• Set exercise: Lines containing the string "text" are to be counted; report only how many there are.

• Dataset records:
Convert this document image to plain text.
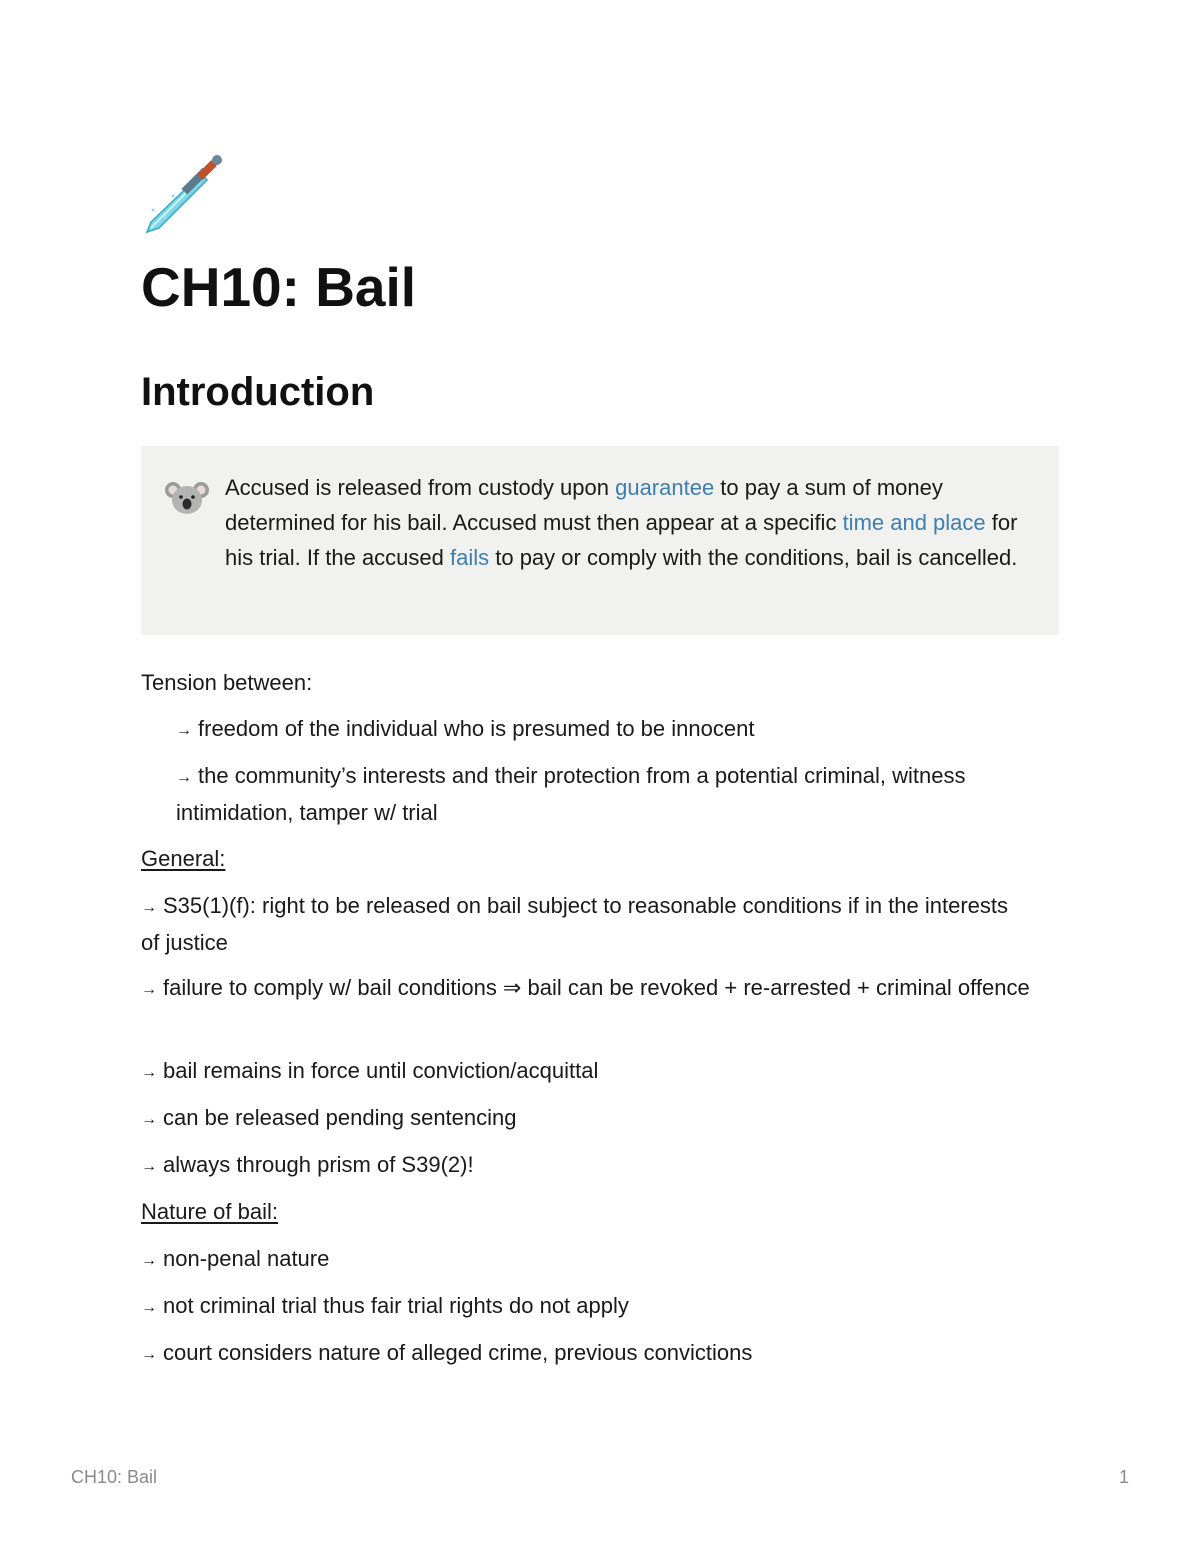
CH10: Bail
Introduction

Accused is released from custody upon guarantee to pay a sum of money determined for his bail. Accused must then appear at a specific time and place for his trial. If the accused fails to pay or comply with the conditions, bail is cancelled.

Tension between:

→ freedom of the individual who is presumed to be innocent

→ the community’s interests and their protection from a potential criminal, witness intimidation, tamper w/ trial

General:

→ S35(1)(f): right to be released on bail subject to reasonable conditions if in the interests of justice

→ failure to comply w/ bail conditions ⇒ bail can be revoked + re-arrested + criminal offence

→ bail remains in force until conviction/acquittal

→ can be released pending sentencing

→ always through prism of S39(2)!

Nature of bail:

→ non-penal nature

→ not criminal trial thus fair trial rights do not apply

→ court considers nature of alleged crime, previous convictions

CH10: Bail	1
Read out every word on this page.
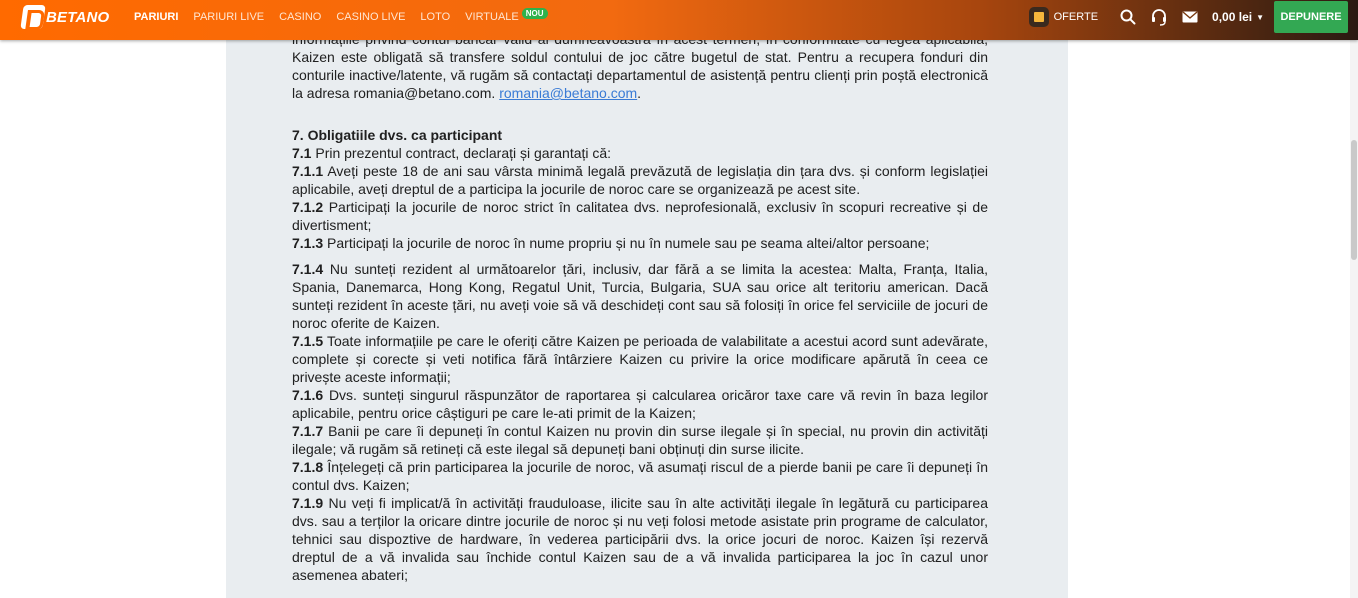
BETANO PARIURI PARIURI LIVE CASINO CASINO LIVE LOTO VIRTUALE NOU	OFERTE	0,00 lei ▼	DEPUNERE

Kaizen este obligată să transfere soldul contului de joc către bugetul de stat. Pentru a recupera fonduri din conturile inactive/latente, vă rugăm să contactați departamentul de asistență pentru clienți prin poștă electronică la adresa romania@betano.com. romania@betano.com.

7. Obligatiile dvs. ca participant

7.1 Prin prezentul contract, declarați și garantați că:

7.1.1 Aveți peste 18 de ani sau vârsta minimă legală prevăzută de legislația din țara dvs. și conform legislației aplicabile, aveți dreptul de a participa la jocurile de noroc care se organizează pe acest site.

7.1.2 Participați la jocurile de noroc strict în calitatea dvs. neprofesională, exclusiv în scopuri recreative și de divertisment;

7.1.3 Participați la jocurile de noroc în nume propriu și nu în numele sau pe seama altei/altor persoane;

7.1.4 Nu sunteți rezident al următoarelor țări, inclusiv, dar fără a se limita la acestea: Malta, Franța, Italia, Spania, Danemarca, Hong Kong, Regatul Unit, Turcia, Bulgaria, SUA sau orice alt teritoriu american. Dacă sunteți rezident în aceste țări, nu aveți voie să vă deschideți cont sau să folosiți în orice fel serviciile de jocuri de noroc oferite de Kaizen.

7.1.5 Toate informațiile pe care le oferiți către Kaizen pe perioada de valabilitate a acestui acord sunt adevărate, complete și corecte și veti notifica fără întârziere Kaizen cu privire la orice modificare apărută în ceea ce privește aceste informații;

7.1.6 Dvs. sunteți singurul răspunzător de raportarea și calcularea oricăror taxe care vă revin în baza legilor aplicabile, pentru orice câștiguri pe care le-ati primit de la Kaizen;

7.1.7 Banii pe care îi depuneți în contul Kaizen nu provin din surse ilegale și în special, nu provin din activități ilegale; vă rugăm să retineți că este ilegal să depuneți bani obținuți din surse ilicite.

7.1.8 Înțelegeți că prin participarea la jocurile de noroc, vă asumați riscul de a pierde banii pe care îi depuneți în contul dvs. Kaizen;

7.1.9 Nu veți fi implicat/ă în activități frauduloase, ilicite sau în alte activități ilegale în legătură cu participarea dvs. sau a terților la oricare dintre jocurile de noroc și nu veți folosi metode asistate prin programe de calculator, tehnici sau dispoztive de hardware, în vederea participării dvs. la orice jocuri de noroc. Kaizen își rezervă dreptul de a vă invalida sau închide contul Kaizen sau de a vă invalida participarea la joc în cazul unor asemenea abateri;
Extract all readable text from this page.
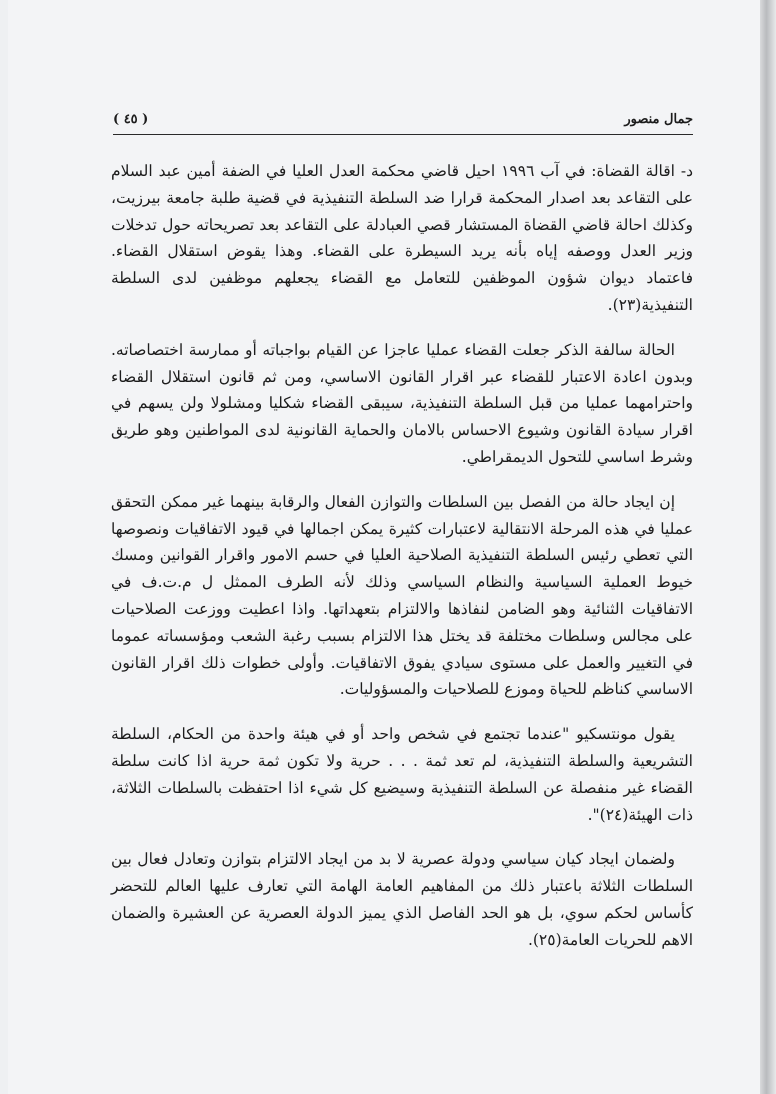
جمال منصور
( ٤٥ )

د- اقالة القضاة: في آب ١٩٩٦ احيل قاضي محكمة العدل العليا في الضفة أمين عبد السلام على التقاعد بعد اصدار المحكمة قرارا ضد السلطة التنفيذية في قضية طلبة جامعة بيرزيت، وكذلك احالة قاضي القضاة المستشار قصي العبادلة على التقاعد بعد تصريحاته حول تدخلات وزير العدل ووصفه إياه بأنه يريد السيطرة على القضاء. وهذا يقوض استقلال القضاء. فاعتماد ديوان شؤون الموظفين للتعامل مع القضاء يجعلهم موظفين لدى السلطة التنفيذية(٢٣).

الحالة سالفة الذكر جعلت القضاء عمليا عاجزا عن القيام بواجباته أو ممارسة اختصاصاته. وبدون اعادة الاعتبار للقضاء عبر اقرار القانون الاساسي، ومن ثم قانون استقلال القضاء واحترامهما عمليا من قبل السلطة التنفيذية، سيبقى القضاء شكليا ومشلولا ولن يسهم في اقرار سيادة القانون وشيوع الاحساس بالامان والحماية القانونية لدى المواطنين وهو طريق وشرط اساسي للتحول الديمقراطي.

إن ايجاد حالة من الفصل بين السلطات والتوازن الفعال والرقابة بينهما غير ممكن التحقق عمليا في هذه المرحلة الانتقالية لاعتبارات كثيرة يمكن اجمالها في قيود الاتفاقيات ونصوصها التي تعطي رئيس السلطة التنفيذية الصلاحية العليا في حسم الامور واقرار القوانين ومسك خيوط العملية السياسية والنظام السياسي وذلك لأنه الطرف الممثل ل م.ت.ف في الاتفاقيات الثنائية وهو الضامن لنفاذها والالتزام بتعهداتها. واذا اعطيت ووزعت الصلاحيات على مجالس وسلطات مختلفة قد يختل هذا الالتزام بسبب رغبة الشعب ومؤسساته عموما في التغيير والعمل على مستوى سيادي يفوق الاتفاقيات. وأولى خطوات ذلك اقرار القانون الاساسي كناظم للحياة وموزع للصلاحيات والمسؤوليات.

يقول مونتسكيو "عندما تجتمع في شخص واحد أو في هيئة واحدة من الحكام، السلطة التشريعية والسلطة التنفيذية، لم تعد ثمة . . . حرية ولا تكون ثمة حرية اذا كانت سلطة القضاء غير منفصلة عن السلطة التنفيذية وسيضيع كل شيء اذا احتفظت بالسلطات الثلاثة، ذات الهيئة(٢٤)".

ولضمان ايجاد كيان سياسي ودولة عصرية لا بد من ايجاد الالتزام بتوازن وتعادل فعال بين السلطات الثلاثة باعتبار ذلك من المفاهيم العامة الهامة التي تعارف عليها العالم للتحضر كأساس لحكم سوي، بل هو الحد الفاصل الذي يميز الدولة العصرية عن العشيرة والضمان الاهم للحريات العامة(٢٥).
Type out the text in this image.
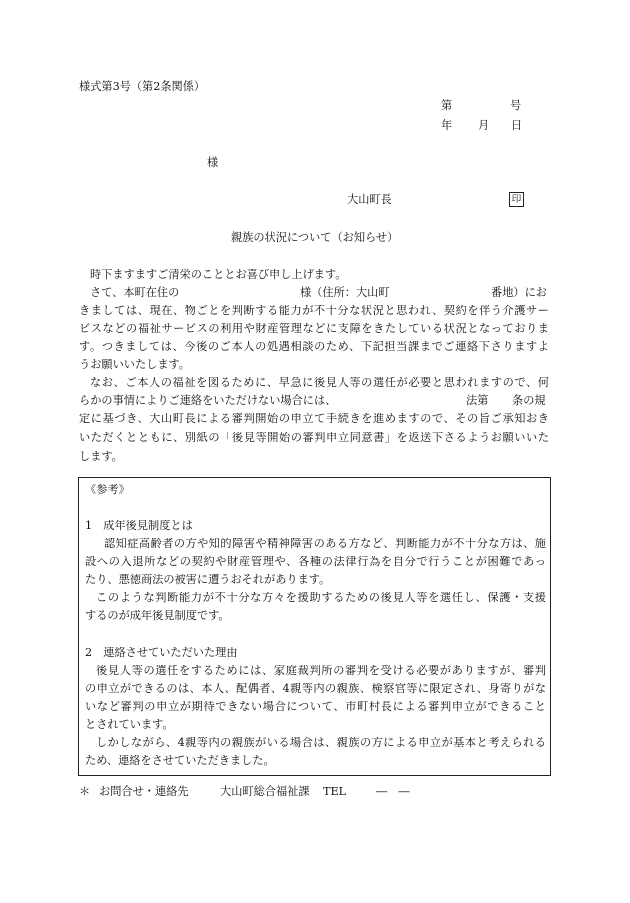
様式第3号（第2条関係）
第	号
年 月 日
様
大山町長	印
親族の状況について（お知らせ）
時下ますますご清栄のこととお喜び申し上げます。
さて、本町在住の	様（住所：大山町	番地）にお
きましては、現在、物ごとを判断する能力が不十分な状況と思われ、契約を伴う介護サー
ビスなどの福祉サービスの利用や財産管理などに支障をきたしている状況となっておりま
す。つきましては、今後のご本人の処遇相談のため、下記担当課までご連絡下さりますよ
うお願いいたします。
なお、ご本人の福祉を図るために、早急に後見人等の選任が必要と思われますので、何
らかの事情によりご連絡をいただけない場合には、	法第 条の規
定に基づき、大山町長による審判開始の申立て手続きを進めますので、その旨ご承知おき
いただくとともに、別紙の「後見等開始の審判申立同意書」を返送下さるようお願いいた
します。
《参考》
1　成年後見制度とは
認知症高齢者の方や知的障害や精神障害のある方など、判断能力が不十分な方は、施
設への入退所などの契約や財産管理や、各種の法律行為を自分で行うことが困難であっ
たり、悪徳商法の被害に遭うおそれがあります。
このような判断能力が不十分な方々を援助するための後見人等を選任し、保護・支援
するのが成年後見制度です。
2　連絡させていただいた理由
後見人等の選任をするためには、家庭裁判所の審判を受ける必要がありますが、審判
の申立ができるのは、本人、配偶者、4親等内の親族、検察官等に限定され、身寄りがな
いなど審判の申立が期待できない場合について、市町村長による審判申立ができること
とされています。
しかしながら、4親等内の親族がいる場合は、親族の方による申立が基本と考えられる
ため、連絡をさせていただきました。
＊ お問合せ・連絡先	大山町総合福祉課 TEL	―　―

• Correct answer: 3